======== Entries provided ========
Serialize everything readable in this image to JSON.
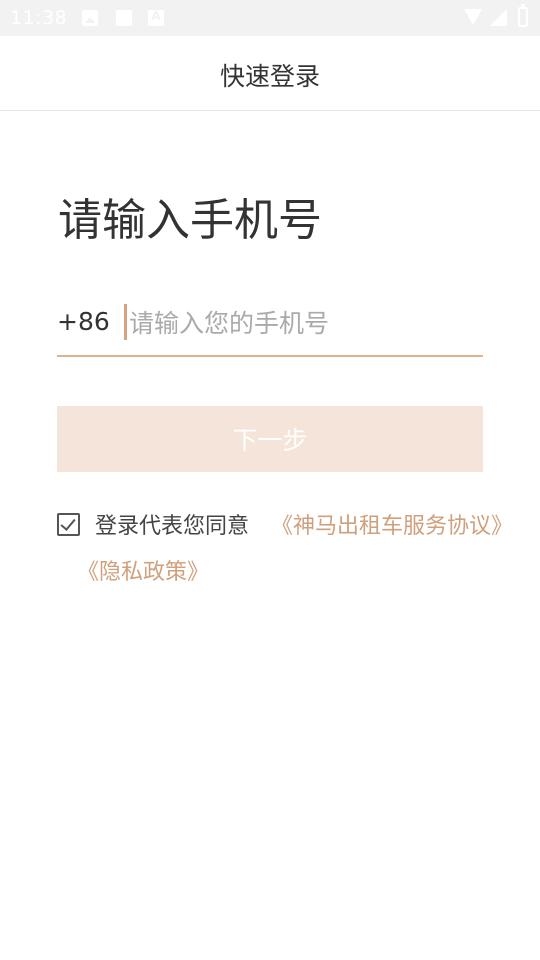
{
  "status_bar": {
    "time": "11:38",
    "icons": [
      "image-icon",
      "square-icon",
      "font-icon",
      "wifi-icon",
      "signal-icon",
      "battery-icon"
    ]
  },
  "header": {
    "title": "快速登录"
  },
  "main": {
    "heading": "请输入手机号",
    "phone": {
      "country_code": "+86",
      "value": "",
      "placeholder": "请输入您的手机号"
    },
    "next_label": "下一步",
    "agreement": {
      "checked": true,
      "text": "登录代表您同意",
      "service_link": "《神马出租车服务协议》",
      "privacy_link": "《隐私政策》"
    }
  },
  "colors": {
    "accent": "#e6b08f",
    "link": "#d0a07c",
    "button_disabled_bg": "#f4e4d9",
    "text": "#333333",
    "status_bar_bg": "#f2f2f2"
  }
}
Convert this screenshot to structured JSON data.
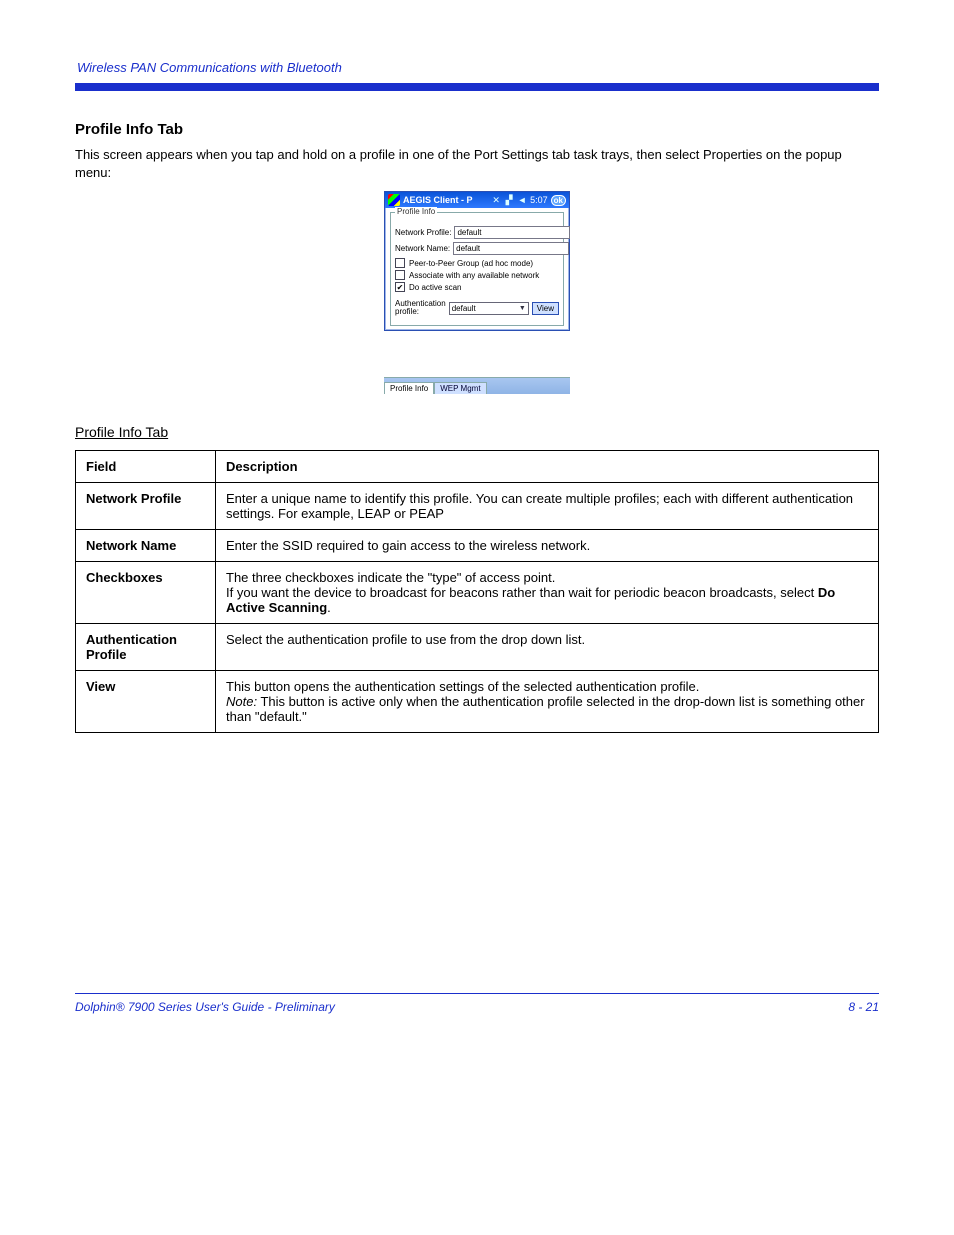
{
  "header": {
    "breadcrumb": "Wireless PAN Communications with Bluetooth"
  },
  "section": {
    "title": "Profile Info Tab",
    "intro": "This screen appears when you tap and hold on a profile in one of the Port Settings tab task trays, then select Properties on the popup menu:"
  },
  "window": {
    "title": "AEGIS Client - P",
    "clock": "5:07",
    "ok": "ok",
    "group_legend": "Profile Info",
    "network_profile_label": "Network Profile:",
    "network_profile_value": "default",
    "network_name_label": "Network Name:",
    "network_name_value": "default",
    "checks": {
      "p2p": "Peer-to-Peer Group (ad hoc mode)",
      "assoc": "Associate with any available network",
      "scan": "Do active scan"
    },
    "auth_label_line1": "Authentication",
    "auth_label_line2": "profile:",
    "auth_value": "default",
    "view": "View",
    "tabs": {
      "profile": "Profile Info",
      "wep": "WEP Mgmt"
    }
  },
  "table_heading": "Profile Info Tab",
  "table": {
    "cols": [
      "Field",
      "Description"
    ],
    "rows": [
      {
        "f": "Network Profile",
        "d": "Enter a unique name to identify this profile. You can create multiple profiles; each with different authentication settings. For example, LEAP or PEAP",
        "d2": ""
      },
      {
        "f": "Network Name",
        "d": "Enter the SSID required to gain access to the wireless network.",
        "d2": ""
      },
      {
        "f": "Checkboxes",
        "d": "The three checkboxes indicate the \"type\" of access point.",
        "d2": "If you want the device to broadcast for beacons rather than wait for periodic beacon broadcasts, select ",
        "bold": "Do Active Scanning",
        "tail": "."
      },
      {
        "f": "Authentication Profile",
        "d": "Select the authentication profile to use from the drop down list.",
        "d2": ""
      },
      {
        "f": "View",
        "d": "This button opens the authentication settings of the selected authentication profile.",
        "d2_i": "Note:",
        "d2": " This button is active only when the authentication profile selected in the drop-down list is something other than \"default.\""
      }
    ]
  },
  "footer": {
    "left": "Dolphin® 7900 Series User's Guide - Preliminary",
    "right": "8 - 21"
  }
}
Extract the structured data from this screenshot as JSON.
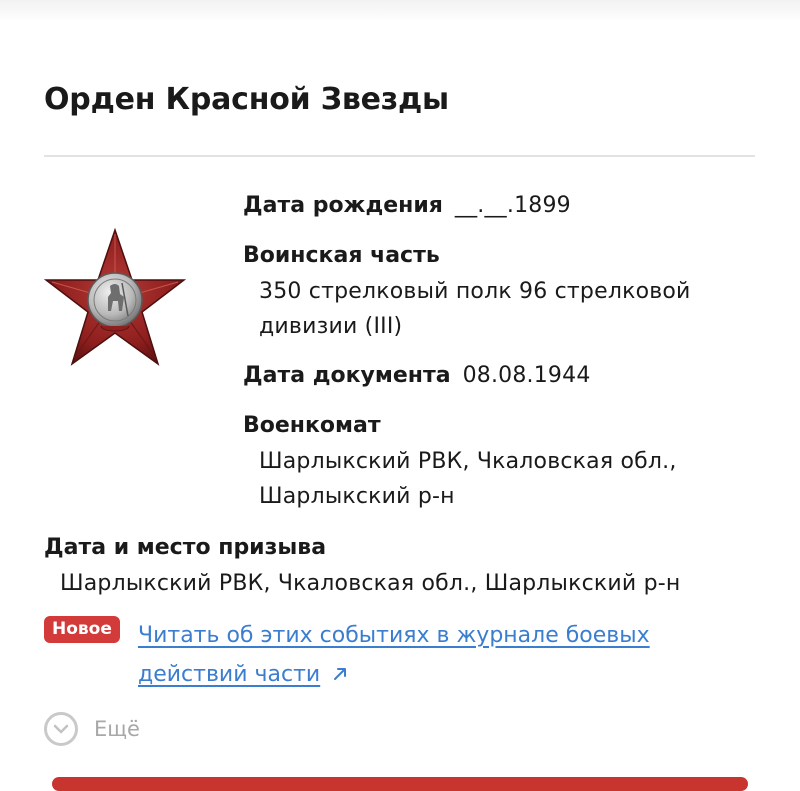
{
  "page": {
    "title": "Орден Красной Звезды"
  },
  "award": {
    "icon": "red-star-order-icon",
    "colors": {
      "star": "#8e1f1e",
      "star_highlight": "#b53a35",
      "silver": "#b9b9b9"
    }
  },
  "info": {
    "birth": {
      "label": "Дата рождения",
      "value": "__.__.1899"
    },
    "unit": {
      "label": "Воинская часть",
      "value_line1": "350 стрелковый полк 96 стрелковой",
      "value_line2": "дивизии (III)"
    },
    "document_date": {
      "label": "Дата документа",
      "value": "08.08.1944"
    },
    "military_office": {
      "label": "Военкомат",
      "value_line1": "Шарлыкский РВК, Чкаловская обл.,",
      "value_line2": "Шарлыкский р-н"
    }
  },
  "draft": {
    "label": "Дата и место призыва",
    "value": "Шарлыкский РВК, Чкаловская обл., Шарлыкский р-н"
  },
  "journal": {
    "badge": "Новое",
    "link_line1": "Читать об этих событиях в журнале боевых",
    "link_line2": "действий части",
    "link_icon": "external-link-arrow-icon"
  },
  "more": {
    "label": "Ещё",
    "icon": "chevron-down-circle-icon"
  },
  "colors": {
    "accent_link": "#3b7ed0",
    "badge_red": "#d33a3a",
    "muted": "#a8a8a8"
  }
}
========
Stated task: Reproduce the material above verbatim; omit every picture.

Complete response:
Serialize everything readable in this image to JSON.
{
  "status_bar": {
    "time": "11:38",
    "icons": [
      "image-icon",
      "square-icon",
      "font-icon",
      "wifi-icon",
      "signal-icon",
      "battery-icon"
    ]
  },
  "header": {
    "title": "快速登录"
  },
  "main": {
    "heading": "请输入手机号",
    "phone": {
      "country_code": "+86",
      "value": "",
      "placeholder": "请输入您的手机号"
    },
    "next_label": "下一步",
    "agreement": {
      "checked": true,
      "text": "登录代表您同意",
      "service_link": "《神马出租车服务协议》",
      "privacy_link": "《隐私政策》"
    }
  },
  "colors": {
    "accent": "#e6b08f",
    "link": "#d0a07c",
    "button_disabled_bg": "#f4e4d9",
    "text": "#333333",
    "status_bar_bg": "#f2f2f2"
  }
}
Convert this screenshot to structured JSON data.
{
  "header": {
    "breadcrumb": "Wireless PAN Communications with Bluetooth"
  },
  "section": {
    "title": "Profile Info Tab",
    "intro": "This screen appears when you tap and hold on a profile in one of the Port Settings tab task trays, then select Properties on the popup menu:"
  },
  "window": {
    "title": "AEGIS Client - P",
    "clock": "5:07",
    "ok": "ok",
    "group_legend": "Profile Info",
    "network_profile_label": "Network Profile:",
    "network_profile_value": "default",
    "network_name_label": "Network Name:",
    "network_name_value": "default",
    "checks": {
      "p2p": "Peer-to-Peer Group (ad hoc mode)",
      "assoc": "Associate with any available network",
      "scan": "Do active scan"
    },
    "auth_label_line1": "Authentication",
    "auth_label_line2": "profile:",
    "auth_value": "default",
    "view": "View",
    "tabs": {
      "profile": "Profile Info",
      "wep": "WEP Mgmt"
    }
  },
  "table_heading": "Profile Info Tab",
  "table": {
    "cols": [
      "Field",
      "Description"
    ],
    "rows": [
      {
        "f": "Network Profile",
        "d": "Enter a unique name to identify this profile. You can create multiple profiles; each with different authentication settings. For example, LEAP or PEAP",
        "d2": ""
      },
      {
        "f": "Network Name",
        "d": "Enter the SSID required to gain access to the wireless network.",
        "d2": ""
      },
      {
        "f": "Checkboxes",
        "d": "The three checkboxes indicate the \"type\" of access point.",
        "d2": "If you want the device to broadcast for beacons rather than wait for periodic beacon broadcasts, select ",
        "bold": "Do Active Scanning",
        "tail": "."
      },
      {
        "f": "Authentication Profile",
        "d": "Select the authentication profile to use from the drop down list.",
        "d2": ""
      },
      {
        "f": "View",
        "d": "This button opens the authentication settings of the selected authentication profile.",
        "d2_i": "Note:",
        "d2": " This button is active only when the authentication profile selected in the drop-down list is something other than \"default.\""
      }
    ]
  },
  "footer": {
    "left": "Dolphin® 7900 Series User's Guide - Preliminary",
    "right": "8 - 21"
  }
}
Extract the structured data from this screenshot as JSON.
{
  "page": {
    "title": "Орден Красной Звезды"
  },
  "award": {
    "icon": "red-star-order-icon",
    "colors": {
      "star": "#8e1f1e",
      "star_highlight": "#b53a35",
      "silver": "#b9b9b9"
    }
  },
  "info": {
    "birth": {
      "label": "Дата рождения",
      "value": "__.__.1899"
    },
    "unit": {
      "label": "Воинская часть",
      "value_line1": "350 стрелковый полк 96 стрелковой",
      "value_line2": "дивизии (III)"
    },
    "document_date": {
      "label": "Дата документа",
      "value": "08.08.1944"
    },
    "military_office": {
      "label": "Военкомат",
      "value_line1": "Шарлыкский РВК, Чкаловская обл.,",
      "value_line2": "Шарлыкский р-н"
    }
  },
  "draft": {
    "label": "Дата и место призыва",
    "value": "Шарлыкский РВК, Чкаловская обл., Шарлыкский р-н"
  },
  "journal": {
    "badge": "Новое",
    "link_line1": "Читать об этих событиях в журнале боевых",
    "link_line2": "действий части",
    "link_icon": "external-link-arrow-icon"
  },
  "more": {
    "label": "Ещё",
    "icon": "chevron-down-circle-icon"
  },
  "colors": {
    "accent_link": "#3b7ed0",
    "badge_red": "#d33a3a",
    "muted": "#a8a8a8"
  }
}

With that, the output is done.